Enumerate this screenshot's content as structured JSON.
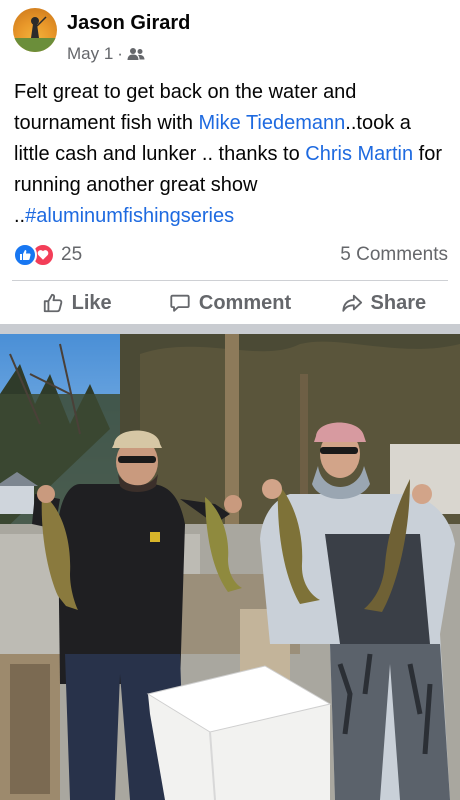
{
  "post": {
    "author": "Jason Girard",
    "date": "May 1",
    "separator": "·",
    "audience_icon": "friends-icon",
    "text_parts": {
      "t1": "Felt great to get back on the water and tournament fish with ",
      "mention1": "Mike Tiedemann",
      "t2": "..took a little cash and lunker .. thanks to ",
      "mention2": "Chris Martin",
      "t3": " for running another great show ..",
      "hashtag": "#aluminumfishingseries"
    }
  },
  "stats": {
    "reaction_count": "25",
    "reaction_icons": [
      "like-reaction-icon",
      "love-reaction-icon"
    ],
    "comments": "5 Comments"
  },
  "actions": {
    "like": "Like",
    "comment": "Comment",
    "share": "Share"
  },
  "colors": {
    "link": "#1e6ae0",
    "like_blue": "#1877f2",
    "love_red": "#f33e58",
    "muted": "#65676b"
  }
}
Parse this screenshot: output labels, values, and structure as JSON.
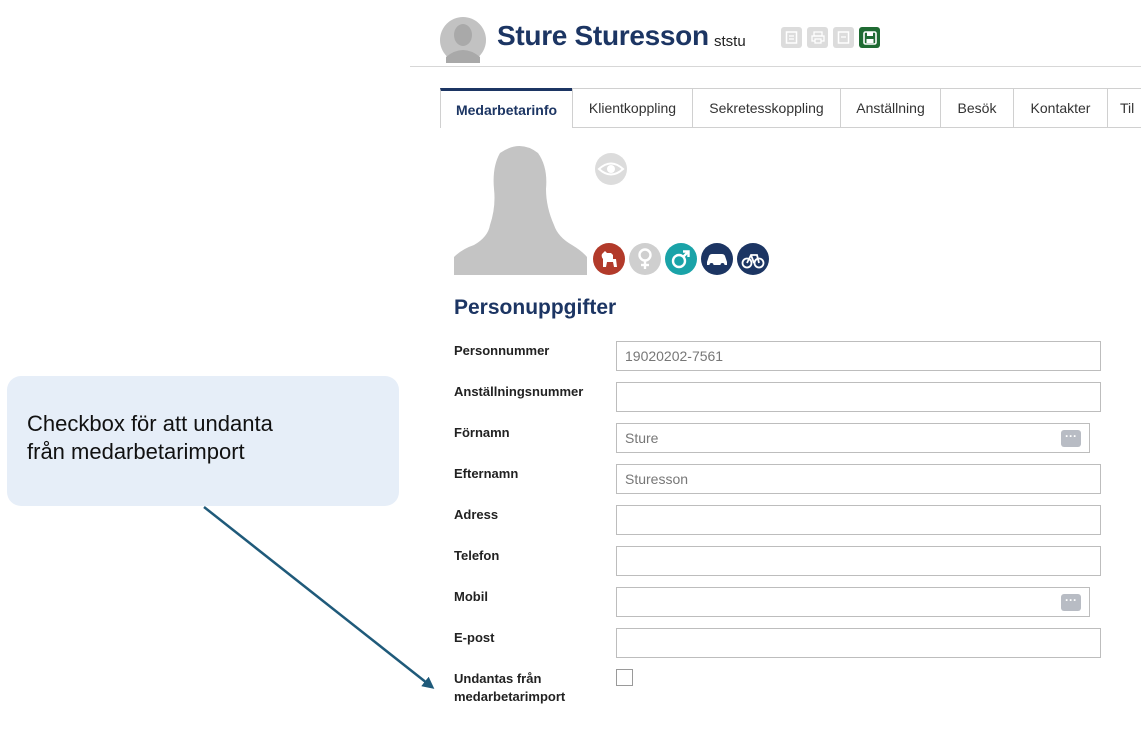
{
  "callout": {
    "line1": "Checkbox för att undanta",
    "line2": "från medarbetarimport"
  },
  "header": {
    "name": "Sture Sturesson",
    "username": "ststu",
    "buttons": [
      "document-icon",
      "print-icon",
      "document-icon",
      "save-icon"
    ]
  },
  "tabs": [
    {
      "label": "Medarbetarinfo",
      "active": true
    },
    {
      "label": "Klientkoppling",
      "active": false
    },
    {
      "label": "Sekretesskoppling",
      "active": false
    },
    {
      "label": "Anställning",
      "active": false
    },
    {
      "label": "Besök",
      "active": false
    },
    {
      "label": "Kontakter",
      "active": false
    },
    {
      "label": "Til",
      "active": false
    }
  ],
  "attributes": [
    {
      "icon": "dog-icon",
      "color": "#b23a2a"
    },
    {
      "icon": "female-icon",
      "color": "#c8c8c8"
    },
    {
      "icon": "male-icon",
      "color": "#1aa3a8"
    },
    {
      "icon": "car-icon",
      "color": "#1c3563"
    },
    {
      "icon": "bicycle-icon",
      "color": "#1c3563"
    }
  ],
  "section_title": "Personuppgifter",
  "fields": {
    "personnummer": {
      "label": "Personnummer",
      "value": "19020202-7561"
    },
    "anstallningsnummer": {
      "label": "Anställningsnummer",
      "value": ""
    },
    "fornamn": {
      "label": "Förnamn",
      "value": "Sture"
    },
    "efternamn": {
      "label": "Efternamn",
      "value": "Sturesson"
    },
    "adress": {
      "label": "Adress",
      "value": ""
    },
    "telefon": {
      "label": "Telefon",
      "value": ""
    },
    "mobil": {
      "label": "Mobil",
      "value": ""
    },
    "epost": {
      "label": "E-post",
      "value": ""
    },
    "undantas": {
      "label_line1": "Undantas från",
      "label_line2": "medarbetarimport",
      "checked": false
    }
  },
  "dots_label": "···",
  "colors": {
    "brand": "#1c3563",
    "save": "#1f6b33",
    "callout_bg": "#e6eef8",
    "arrow": "#1f5a7a"
  }
}
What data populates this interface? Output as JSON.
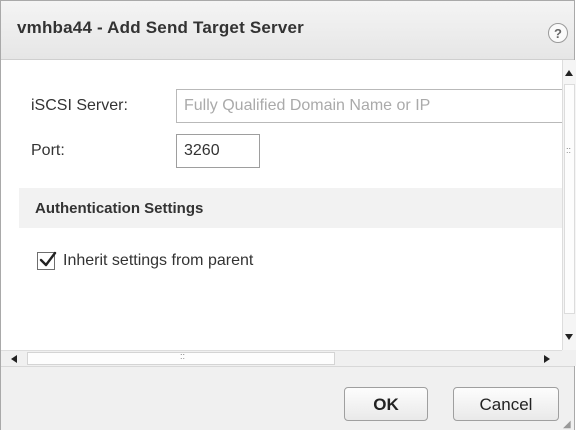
{
  "dialog": {
    "title": "vmhba44 - Add Send Target Server",
    "help_icon": "?"
  },
  "form": {
    "server_label": "iSCSI Server:",
    "server_placeholder": "Fully Qualified Domain Name or IP",
    "port_label": "Port:",
    "port_value": "3260"
  },
  "auth": {
    "section_title": "Authentication Settings",
    "inherit_label": "Inherit settings from parent",
    "inherit_checked": true
  },
  "scrollbar": {
    "grip": "::"
  },
  "footer": {
    "ok_label": "OK",
    "cancel_label": "Cancel"
  }
}
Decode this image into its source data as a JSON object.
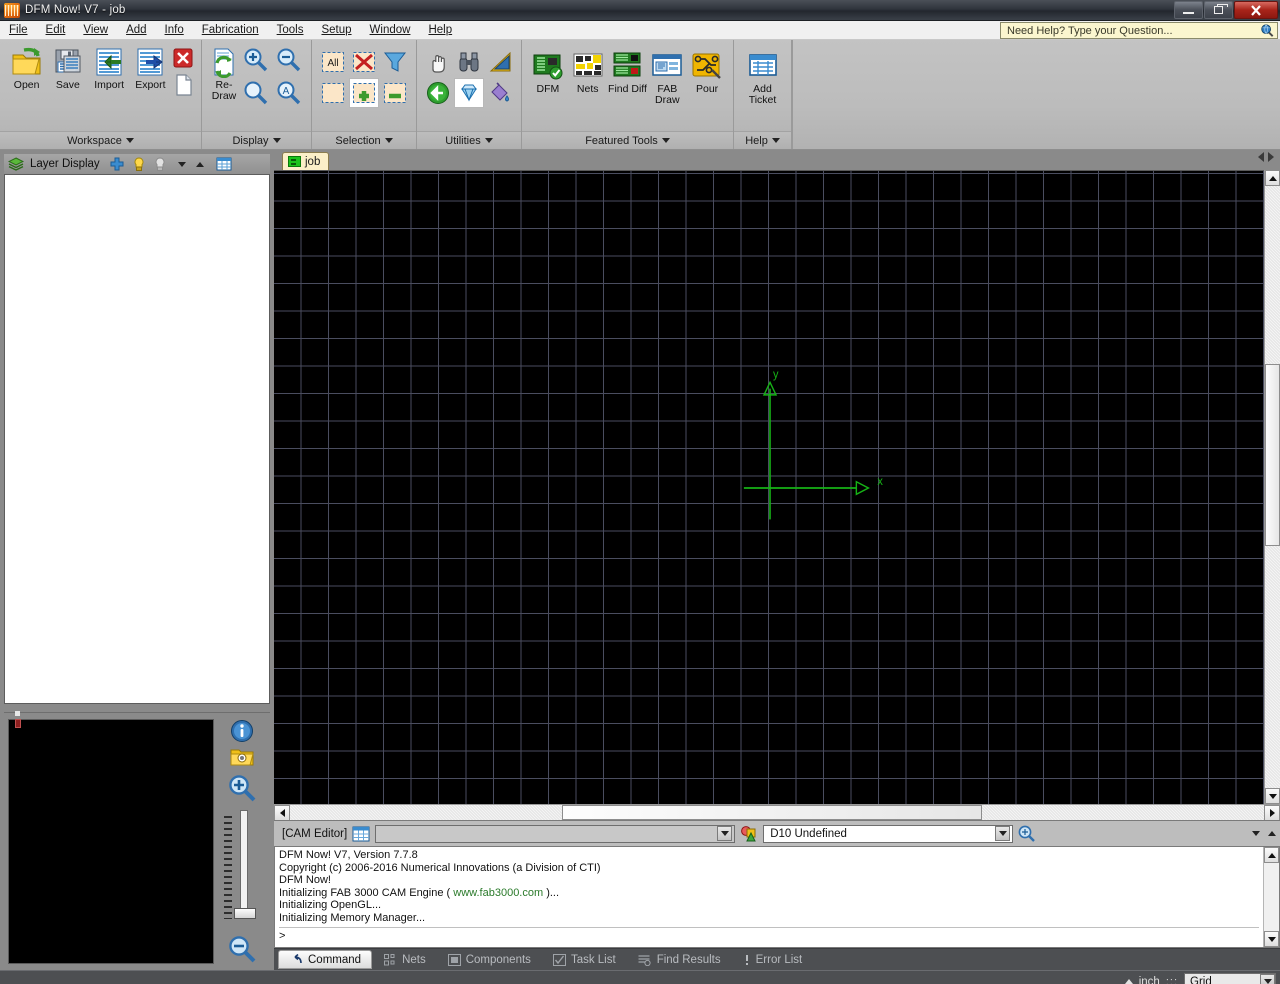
{
  "window": {
    "title": "DFM Now! V7 - job",
    "app_icon": "flame-icon",
    "minimize_label": "Minimize",
    "maximize_label": "Maximize",
    "close_label": "Close"
  },
  "menubar": {
    "items": [
      {
        "label": "File",
        "mnemonic": "F"
      },
      {
        "label": "Edit",
        "mnemonic": "E"
      },
      {
        "label": "View",
        "mnemonic": "V"
      },
      {
        "label": "Add",
        "mnemonic": "A"
      },
      {
        "label": "Info",
        "mnemonic": "I"
      },
      {
        "label": "Fabrication",
        "mnemonic": "F"
      },
      {
        "label": "Tools",
        "mnemonic": "T"
      },
      {
        "label": "Setup",
        "mnemonic": "S"
      },
      {
        "label": "Window",
        "mnemonic": "W"
      },
      {
        "label": "Help",
        "mnemonic": "H"
      }
    ],
    "help_search_placeholder": "Need Help? Type your Question...",
    "help_search_value": "Need Help? Type your Question..."
  },
  "ribbon": {
    "groups": [
      {
        "label": "Workspace",
        "buttons": [
          {
            "label": "Open",
            "icon": "open-folder-icon"
          },
          {
            "label": "Save",
            "icon": "save-disk-icon"
          },
          {
            "label": "Import",
            "icon": "import-icon"
          },
          {
            "label": "Export",
            "icon": "export-icon"
          }
        ],
        "small_buttons": [
          {
            "label": "Close",
            "icon": "close-red-x-icon"
          },
          {
            "label": "New File",
            "icon": "new-file-icon"
          }
        ]
      },
      {
        "label": "Display",
        "buttons": [
          {
            "label": "Re-Draw",
            "icon": "redraw-icon"
          }
        ],
        "small_buttons": [
          {
            "label": "Zoom In",
            "icon": "zoom-in-icon"
          },
          {
            "label": "Zoom Out",
            "icon": "zoom-out-icon"
          },
          {
            "label": "Zoom Window",
            "icon": "zoom-window-icon"
          },
          {
            "label": "Zoom All",
            "icon": "zoom-all-icon"
          }
        ]
      },
      {
        "label": "Selection",
        "small_buttons": [
          {
            "label": "Select All",
            "icon": "select-all-icon"
          },
          {
            "label": "Deselect All",
            "icon": "deselect-all-icon"
          },
          {
            "label": "Filter",
            "icon": "funnel-filter-icon"
          },
          {
            "label": "Select Window",
            "icon": "select-window-icon"
          },
          {
            "label": "Add To Selection",
            "icon": "select-add-icon"
          },
          {
            "label": "Remove From Selection",
            "icon": "select-remove-icon"
          }
        ]
      },
      {
        "label": "Utilities",
        "small_buttons": [
          {
            "label": "Pan",
            "icon": "hand-pan-icon"
          },
          {
            "label": "Find",
            "icon": "binoculars-find-icon"
          },
          {
            "label": "Measure",
            "icon": "ruler-measure-icon"
          },
          {
            "label": "Back",
            "icon": "back-arrow-icon"
          },
          {
            "label": "Gem Tool",
            "icon": "diamond-gem-icon"
          },
          {
            "label": "Fill",
            "icon": "paint-bucket-icon"
          }
        ]
      },
      {
        "label": "Featured Tools",
        "buttons": [
          {
            "label": "DFM",
            "icon": "dfm-board-icon"
          },
          {
            "label": "Nets",
            "icon": "nets-icon"
          },
          {
            "label": "Find Diff",
            "icon": "find-diff-icon"
          },
          {
            "label": "FAB Draw",
            "icon": "fab-draw-icon"
          },
          {
            "label": "Pour",
            "icon": "pour-icon"
          }
        ]
      },
      {
        "label": "Help",
        "buttons": [
          {
            "label": "Add Ticket",
            "icon": "add-ticket-icon"
          }
        ]
      }
    ]
  },
  "left_panel": {
    "title": "Layer Display",
    "header_icon": "layers-icon",
    "toolbar_icons": [
      {
        "name": "add-layer-icon",
        "label": "Add Layer"
      },
      {
        "name": "bulb-on-icon",
        "label": "Show Layer"
      },
      {
        "name": "bulb-off-icon",
        "label": "Hide Layer"
      },
      {
        "name": "move-down-icon",
        "label": "Move Down"
      },
      {
        "name": "move-up-icon",
        "label": "Move Up"
      },
      {
        "name": "layer-table-icon",
        "label": "Layer Table"
      }
    ],
    "layers": []
  },
  "preview_panel": {
    "info_icon": "info-icon",
    "open_icon": "open-preview-icon",
    "zoom_in_icon": "zoom-in-icon",
    "zoom_out_icon": "zoom-out-icon",
    "zoom_slider_label": "Zoom Level"
  },
  "tabs": {
    "items": [
      {
        "label": "job",
        "icon": "board-tab-icon",
        "active": true
      }
    ],
    "nav_prev": "previous-tab",
    "nav_next": "next-tab"
  },
  "canvas": {
    "axis_x_label": "x",
    "axis_y_label": "y",
    "background": "#000000",
    "grid_color": "#585b70",
    "axis_color": "#16b316"
  },
  "cam_bar": {
    "label": "[CAM Editor]",
    "table_icon": "cam-table-icon",
    "layer_combo_value": "",
    "layer_combo_placeholder": "",
    "shape_icon": "shapes-icon",
    "aperture_combo_value": "D10 Undefined",
    "aperture_icon": "aperture-icon",
    "collapse_icon": "collapse-down-icon",
    "expand_icon": "expand-up-icon"
  },
  "console": {
    "lines": [
      "DFM Now! V7,  Version 7.7.8",
      "Copyright (c) 2006-2016  Numerical Innovations (a Division of CTI)",
      "DFM Now!",
      "Initializing FAB 3000 CAM Engine ( www.fab3000.com )...",
      "Initializing OpenGL...",
      "Initializing Memory Manager..."
    ],
    "link_text": "www.fab3000.com",
    "prompt": ">"
  },
  "bottom_tabs": {
    "items": [
      {
        "label": "Command",
        "icon": "command-arrow-icon",
        "active": true
      },
      {
        "label": "Nets",
        "icon": "nets-small-icon",
        "active": false
      },
      {
        "label": "Components",
        "icon": "components-icon",
        "active": false
      },
      {
        "label": "Task List",
        "icon": "task-list-icon",
        "active": false
      },
      {
        "label": "Find Results",
        "icon": "find-results-icon",
        "active": false
      },
      {
        "label": "Error List",
        "icon": "error-list-icon",
        "active": false
      }
    ]
  },
  "statusbar": {
    "unit_toggle_icon": "up-triangle-icon",
    "unit": "inch",
    "separator": ":::",
    "snap_mode": "Grid"
  },
  "colors": {
    "accent_green": "#16b316",
    "tab_yellow": "#fbefc8",
    "canvas_black": "#000000",
    "ribbon_gray": "#bcbcbc",
    "dock_gray": "#8a8a8a",
    "statusbar_dark": "#4d4f52",
    "help_yellow": "#fbf6cf"
  }
}
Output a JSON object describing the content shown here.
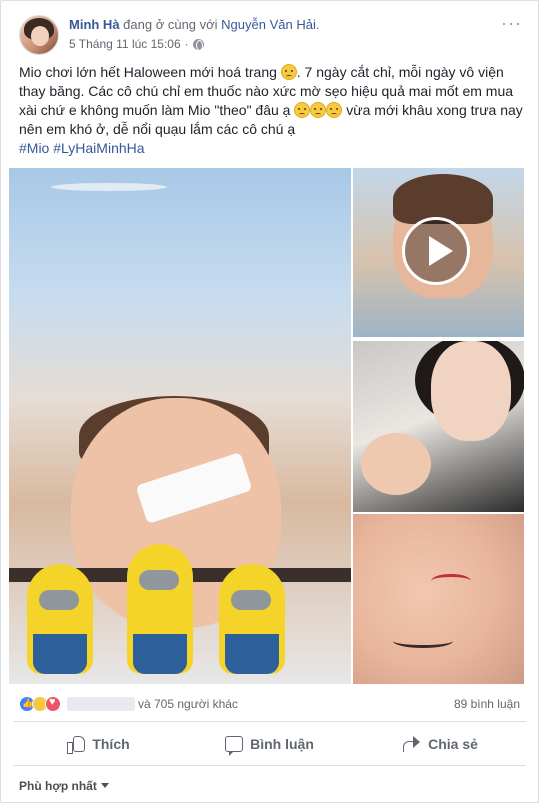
{
  "post": {
    "author": "Minh Hà",
    "with_text": " đang ở cùng với ",
    "tagged": "Nguyễn Văn Hải",
    "tagged_suffix": ".",
    "timestamp": "5 Tháng 11 lúc 15:06",
    "separator": "·",
    "more_menu": "···",
    "text_p1": "Mio chơi lớn hết Haloween mới hoá trang ",
    "text_p2": ". 7 ngày cắt chỉ, mỗi ngày vô viện thay băng. Các cô chú chỉ em thuốc nào xức mờ sẹo hiệu quả mai mốt em mua xài chứ e không muốn làm Mio \"theo\" đâu ạ ",
    "text_p3": " vừa mới khâu xong trưa nay nên em khó ở, dễ nổi quạu lắm các cô chú ạ",
    "hashtags": "#Mio #LyHaiMinhHa"
  },
  "stats": {
    "others_text": "và 705 người khác",
    "comments_text": "89 bình luận"
  },
  "actions": {
    "like": "Thích",
    "comment": "Bình luận",
    "share": "Chia sẻ"
  },
  "comments_sort": {
    "label": "Phù hợp nhất"
  },
  "icons": {
    "globe": "globe-icon",
    "play": "play-icon",
    "like": "thumbs-up-icon",
    "comment": "speech-bubble-icon",
    "share": "share-arrow-icon"
  },
  "colors": {
    "link": "#365899",
    "meta": "#616770",
    "like_reaction": "#4080ff",
    "love_reaction": "#f25268",
    "sad_reaction": "#f7c940"
  }
}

::::::::

Requirement:
Pull every line containing "Selection" out of the data above.

The result:
        "label": "Selection",
            "label": "Add To Selection",
            "label": "Remove From Selection",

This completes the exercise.